**The exercise**
Your answer should be a single number: the count of lines that hold the word "type".
### Input rows
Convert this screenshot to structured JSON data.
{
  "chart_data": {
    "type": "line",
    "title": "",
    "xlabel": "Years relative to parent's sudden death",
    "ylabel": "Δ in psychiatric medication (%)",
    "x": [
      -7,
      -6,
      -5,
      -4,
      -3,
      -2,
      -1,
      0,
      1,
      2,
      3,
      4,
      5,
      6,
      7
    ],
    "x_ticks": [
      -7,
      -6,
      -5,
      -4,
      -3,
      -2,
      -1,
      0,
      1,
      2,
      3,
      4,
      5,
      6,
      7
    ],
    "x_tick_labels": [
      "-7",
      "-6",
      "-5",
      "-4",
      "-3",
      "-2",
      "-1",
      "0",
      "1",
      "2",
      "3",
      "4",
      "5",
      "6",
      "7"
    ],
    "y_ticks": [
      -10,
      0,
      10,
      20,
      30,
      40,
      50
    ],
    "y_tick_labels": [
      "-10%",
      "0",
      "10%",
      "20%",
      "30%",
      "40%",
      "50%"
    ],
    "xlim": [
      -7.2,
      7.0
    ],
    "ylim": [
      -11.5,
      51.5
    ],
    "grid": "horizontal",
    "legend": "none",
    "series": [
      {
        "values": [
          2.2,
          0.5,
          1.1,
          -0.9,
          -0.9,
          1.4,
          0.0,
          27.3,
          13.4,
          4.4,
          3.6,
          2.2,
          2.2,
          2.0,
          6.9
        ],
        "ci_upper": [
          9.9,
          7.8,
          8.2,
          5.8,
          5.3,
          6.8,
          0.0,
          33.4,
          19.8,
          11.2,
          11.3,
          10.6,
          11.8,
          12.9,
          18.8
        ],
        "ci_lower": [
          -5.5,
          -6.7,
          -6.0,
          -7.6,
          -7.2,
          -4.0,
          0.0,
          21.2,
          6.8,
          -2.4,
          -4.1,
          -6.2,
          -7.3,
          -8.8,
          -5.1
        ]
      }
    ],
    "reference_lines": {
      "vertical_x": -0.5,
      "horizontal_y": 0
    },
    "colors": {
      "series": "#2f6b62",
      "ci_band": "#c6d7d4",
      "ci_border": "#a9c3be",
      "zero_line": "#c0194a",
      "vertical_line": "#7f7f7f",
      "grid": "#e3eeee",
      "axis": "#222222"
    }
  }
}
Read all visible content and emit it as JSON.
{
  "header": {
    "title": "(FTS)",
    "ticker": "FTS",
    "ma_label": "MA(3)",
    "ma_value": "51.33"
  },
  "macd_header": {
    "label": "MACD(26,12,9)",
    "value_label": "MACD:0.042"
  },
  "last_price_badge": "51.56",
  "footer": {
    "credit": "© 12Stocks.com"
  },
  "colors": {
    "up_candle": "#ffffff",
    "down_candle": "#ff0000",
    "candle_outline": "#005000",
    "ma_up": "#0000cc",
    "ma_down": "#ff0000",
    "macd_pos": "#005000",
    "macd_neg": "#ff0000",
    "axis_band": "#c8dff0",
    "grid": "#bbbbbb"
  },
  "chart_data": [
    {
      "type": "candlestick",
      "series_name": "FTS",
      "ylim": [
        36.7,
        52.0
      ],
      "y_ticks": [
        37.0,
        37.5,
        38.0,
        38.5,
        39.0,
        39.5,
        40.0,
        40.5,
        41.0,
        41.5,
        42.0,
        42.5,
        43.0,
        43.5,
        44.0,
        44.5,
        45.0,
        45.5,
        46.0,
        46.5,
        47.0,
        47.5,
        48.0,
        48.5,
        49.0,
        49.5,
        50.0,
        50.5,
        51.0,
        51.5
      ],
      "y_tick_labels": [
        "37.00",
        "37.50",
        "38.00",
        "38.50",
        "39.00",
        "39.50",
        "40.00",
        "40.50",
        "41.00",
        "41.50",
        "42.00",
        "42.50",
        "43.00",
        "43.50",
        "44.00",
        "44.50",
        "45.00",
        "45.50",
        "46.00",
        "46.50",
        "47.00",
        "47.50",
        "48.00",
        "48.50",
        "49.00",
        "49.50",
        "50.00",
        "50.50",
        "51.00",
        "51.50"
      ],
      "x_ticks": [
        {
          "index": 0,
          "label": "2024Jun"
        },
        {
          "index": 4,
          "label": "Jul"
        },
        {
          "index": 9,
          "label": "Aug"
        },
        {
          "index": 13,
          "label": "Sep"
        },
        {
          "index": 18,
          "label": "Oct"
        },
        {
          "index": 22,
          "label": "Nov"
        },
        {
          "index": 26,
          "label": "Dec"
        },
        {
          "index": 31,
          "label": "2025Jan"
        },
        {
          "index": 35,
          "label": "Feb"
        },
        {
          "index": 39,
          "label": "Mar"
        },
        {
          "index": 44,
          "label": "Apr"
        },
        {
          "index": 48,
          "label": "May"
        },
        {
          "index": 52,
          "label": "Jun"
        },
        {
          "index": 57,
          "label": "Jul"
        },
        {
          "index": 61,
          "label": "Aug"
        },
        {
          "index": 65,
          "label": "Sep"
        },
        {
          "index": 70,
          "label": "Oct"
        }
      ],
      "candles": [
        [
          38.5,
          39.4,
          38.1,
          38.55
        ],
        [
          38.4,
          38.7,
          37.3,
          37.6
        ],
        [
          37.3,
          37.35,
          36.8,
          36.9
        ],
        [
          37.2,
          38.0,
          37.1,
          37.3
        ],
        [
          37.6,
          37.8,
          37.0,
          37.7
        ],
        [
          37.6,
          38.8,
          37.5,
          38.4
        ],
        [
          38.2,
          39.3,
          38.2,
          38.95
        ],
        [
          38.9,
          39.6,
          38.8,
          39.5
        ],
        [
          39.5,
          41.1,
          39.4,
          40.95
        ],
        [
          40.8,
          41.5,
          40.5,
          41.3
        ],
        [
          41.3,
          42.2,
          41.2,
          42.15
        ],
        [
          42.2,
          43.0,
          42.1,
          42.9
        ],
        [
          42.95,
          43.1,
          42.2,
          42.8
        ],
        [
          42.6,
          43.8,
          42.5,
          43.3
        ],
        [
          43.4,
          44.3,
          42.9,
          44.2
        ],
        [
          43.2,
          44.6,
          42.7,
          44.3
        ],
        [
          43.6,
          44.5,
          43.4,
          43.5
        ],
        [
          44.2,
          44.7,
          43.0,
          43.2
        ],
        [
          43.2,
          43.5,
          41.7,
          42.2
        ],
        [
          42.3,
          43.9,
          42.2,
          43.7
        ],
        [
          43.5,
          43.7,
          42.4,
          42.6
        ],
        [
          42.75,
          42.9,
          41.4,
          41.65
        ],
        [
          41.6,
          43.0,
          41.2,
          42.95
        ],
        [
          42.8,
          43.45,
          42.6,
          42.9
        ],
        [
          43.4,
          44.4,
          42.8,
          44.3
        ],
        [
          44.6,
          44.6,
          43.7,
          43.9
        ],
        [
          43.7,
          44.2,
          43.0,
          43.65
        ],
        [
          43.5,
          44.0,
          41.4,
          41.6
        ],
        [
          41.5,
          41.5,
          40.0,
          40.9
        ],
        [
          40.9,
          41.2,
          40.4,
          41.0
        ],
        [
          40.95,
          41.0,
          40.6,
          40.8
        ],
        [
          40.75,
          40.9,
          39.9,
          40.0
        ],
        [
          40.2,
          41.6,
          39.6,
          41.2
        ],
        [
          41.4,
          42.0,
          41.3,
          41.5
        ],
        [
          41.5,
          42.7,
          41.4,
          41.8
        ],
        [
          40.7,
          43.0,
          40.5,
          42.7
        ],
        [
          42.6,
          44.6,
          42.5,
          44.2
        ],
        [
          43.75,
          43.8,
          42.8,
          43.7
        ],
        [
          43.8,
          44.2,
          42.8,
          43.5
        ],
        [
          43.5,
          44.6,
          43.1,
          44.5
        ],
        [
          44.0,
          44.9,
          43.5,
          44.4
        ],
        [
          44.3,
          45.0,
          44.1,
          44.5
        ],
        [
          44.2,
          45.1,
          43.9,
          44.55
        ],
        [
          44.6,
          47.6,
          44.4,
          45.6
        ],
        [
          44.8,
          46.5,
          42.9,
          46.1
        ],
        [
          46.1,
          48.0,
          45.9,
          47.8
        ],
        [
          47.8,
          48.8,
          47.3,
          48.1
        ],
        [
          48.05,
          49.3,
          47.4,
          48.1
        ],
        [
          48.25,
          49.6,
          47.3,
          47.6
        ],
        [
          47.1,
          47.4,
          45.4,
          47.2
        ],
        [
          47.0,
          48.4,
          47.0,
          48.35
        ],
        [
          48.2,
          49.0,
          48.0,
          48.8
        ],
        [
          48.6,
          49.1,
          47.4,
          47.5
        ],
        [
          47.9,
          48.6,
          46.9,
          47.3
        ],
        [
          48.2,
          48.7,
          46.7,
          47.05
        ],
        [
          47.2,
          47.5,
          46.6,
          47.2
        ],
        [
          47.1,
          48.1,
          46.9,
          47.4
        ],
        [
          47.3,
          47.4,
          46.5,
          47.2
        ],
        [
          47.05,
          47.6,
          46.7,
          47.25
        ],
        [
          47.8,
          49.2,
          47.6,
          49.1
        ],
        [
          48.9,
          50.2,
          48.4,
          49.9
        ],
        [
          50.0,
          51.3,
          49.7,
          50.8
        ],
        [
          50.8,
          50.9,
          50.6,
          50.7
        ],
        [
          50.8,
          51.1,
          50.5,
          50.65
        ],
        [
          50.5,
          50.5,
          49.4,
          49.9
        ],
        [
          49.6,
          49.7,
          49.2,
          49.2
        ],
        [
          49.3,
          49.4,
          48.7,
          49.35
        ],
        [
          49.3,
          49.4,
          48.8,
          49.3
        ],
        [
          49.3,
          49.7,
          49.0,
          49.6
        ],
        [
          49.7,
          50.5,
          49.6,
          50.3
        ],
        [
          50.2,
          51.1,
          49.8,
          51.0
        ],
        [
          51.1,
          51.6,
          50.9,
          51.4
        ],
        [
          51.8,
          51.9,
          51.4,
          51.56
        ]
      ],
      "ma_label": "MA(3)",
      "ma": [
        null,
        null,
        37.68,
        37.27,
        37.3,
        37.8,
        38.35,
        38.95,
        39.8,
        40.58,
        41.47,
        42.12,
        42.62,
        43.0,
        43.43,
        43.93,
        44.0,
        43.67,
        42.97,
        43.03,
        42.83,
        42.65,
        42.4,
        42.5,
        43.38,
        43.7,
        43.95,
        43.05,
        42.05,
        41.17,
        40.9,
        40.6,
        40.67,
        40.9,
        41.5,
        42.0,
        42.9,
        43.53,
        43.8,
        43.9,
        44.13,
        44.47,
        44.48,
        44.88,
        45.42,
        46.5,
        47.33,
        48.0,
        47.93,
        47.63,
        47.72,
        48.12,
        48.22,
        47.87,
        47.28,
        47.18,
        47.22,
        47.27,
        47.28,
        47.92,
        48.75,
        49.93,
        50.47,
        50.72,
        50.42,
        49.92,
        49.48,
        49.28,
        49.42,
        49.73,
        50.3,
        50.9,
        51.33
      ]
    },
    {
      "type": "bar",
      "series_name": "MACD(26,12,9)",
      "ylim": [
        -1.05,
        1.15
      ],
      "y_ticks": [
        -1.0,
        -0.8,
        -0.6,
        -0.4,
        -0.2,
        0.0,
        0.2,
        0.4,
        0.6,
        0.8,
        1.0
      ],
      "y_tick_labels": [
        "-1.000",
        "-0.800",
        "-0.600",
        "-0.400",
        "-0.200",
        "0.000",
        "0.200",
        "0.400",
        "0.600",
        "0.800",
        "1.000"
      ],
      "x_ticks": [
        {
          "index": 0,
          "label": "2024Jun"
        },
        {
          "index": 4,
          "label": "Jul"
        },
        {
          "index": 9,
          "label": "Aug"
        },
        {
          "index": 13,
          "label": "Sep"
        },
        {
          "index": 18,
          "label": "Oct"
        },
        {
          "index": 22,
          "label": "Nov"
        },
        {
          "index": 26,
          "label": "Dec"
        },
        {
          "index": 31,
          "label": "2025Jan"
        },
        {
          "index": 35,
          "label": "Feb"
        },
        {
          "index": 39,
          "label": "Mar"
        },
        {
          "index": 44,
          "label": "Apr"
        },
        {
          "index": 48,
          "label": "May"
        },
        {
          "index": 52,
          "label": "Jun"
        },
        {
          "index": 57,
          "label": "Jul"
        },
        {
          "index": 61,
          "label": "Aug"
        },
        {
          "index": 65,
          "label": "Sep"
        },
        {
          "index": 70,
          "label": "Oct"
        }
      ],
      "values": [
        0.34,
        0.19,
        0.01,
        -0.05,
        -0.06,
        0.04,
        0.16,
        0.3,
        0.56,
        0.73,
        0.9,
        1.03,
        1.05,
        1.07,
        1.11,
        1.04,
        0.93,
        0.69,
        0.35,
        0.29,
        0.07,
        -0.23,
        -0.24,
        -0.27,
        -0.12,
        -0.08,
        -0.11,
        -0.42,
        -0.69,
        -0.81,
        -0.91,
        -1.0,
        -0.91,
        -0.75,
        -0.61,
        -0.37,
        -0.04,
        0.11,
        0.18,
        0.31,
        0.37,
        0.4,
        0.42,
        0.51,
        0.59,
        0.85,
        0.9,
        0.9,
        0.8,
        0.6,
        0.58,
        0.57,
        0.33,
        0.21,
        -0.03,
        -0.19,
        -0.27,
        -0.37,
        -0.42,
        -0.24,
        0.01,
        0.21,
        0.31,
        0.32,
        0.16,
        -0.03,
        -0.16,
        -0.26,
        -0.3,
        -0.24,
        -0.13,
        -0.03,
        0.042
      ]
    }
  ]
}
######
**Exercise response**
3